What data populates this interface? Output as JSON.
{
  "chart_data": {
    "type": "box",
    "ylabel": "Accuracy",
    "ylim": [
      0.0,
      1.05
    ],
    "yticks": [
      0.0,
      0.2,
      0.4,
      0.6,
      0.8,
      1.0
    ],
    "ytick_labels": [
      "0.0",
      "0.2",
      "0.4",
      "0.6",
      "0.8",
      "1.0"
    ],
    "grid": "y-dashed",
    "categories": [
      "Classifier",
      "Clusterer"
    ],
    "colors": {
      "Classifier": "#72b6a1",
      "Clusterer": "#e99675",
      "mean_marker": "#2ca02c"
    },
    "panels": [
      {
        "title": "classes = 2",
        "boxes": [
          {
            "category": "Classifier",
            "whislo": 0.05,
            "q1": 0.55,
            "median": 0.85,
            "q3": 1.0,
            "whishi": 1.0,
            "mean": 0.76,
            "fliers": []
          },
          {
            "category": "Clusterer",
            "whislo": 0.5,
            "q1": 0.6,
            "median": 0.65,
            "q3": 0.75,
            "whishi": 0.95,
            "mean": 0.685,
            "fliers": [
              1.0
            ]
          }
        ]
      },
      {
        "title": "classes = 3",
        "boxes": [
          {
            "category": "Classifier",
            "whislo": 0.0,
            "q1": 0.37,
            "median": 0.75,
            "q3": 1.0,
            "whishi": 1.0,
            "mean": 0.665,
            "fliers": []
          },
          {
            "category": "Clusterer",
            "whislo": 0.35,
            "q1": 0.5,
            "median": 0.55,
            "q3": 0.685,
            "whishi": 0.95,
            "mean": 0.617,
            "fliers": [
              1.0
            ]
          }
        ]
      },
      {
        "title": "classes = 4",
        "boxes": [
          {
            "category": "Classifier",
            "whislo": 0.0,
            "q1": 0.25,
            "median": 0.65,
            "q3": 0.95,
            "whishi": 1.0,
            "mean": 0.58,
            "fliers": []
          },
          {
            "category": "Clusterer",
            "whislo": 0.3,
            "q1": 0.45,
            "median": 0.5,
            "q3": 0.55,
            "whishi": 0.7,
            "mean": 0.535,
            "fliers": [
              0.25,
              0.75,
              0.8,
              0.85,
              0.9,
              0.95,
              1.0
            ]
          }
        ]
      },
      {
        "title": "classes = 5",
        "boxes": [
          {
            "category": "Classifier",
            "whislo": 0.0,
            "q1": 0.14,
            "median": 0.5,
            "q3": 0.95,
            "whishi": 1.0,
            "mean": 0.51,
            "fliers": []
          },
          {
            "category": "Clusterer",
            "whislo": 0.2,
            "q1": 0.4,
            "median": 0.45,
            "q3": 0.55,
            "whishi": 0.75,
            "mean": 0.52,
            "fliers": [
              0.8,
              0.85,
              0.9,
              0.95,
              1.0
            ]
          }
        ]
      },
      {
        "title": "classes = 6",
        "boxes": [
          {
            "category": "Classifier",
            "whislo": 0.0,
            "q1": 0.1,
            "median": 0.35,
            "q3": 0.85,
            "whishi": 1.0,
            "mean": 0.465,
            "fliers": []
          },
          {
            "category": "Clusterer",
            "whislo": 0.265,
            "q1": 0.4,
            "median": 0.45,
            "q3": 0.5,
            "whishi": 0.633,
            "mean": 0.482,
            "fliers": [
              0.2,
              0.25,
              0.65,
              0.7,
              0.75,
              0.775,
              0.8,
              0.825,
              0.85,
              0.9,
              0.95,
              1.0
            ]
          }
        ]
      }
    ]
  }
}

** The request **
Copy every line in the entries above that has the string "whislo" in it.

** Exercise output **
            "whislo": 0.05,
            "whislo": 0.5,
            "whislo": 0.0,
            "whislo": 0.35,
            "whislo": 0.0,
            "whislo": 0.3,
            "whislo": 0.0,
            "whislo": 0.2,
            "whislo": 0.0,
            "whislo": 0.265,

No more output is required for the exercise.